* **WRITTEN TASK 1**: Using the filesystem excerpt, decide whether each statement agrees with it, answering yes or no and quoting the deciding words: (a) FS_MAX_NAME is set to 128 bytes; (b) fs_readdir returns 0 when an error occurs; (c) the buffer returned by fs_readfile must be released by the caller with mem_free().
* **WRITTEN TASK 2**: Please carry the filesystem excerpt forward from its final line, writing what would come next.

* **SELECTION**:

────────────────

FS_MAX_NAME at 128 bytes covers the vast majority of real-world filenames. FAT32 long filenames can theoretically reach 255 characters, but in practice survival documentation and source files have short names. FS_MAX_ENTRIES at 256 limits directory listings to a reasonable size for an embedded system – 256 entries times the size of fs_entry is about 34KB of stack or heap, well within our budget.

The Function Signatures

/* Initialize filesystem -- opens the boot volume.
   Call after g_boot is set up. */
EFI_STATUS fs_init(void);

/* Read directory contents into caller-provided array.
   path is CHAR16, e.g. L"\\" for root or L"\\EFI\\BOOT".
   Returns number of entries, or -1 on error.
   Entries are sorted: directories first, then alphabetical. */
int fs_readdir(const CHAR16 *path, struct fs_entry *entries, int max_entries);

/* Read entire file into a newly allocated buffer.
   Caller must mem_free() the returned pointer.
   Sets *out_size to file size. Returns NULL on error. */
void *fs_readfile(const CHAR16 *path, UINTN *out_size);

/* Write data to a file, creating or replacing it. */
EFI_STATUS fs_writefile(const CHAR16 *path, const void *data, UINTN size);

/* Get volume size and free space in bytes.

────────────────

* **SOURCE DATA**:
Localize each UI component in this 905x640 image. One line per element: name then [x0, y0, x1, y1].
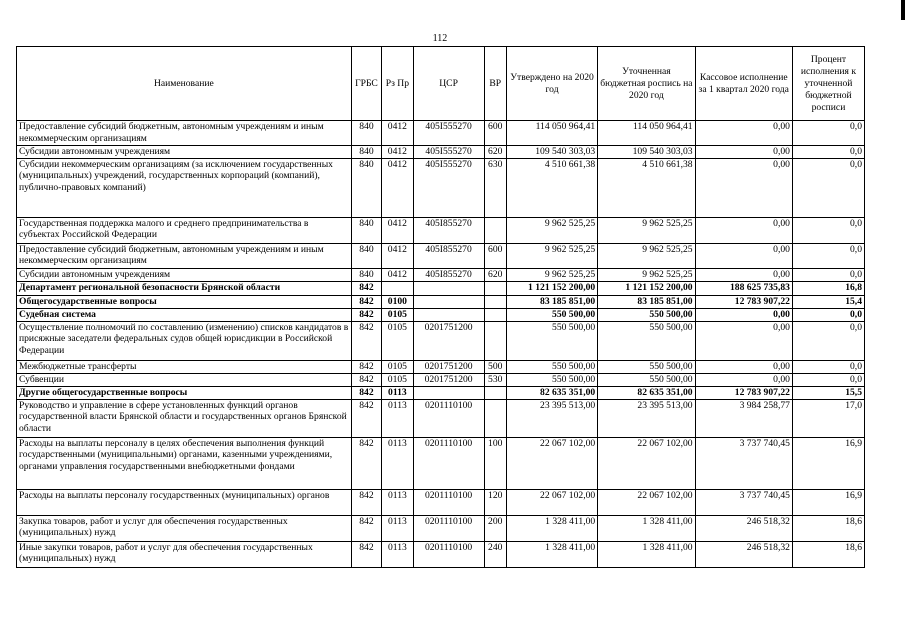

────────────────

* **EXERCISE RESULT 1**:
(a) Yes: "FS_MAX_NAME at 128 bytes covers the vast majority of real-world filenames."
(b) No: "Returns number of entries, or -1 on error."
(c) Yes: "Caller must mem_free() the returned pointer."

* **EXERCISE RESULT 2**:
   Returns 0 on success, -1 on error. */
int fs_volume_info(UINT64 *total_bytes, UINT64 *free_bytes);

/* Get file size in bytes. Returns 0 if file doesn't exist. */
UINT64 fs_file_size(const CHAR16 *path);

/* Check if a file or directory exists. Returns 1 if yes, 0 if no. */
int fs_exists(const CHAR16 *path);

/* Rename a file. new_name is just the filename, not a full path. */
EFI_STATUS fs_rename(const CHAR16 *path, const CHAR16 *new_name);

#endif /* FS_H */

Eight functions. The first three do the heavy lifting – initialize, list a directory, and read a file. fs_writefile and fs_rename handle the write path (we implement them in Chapters 11 and 10 respectively, when we need them). The remaining three are convenience wrappers that reuse the same UEFI protocol calls to answer common questions.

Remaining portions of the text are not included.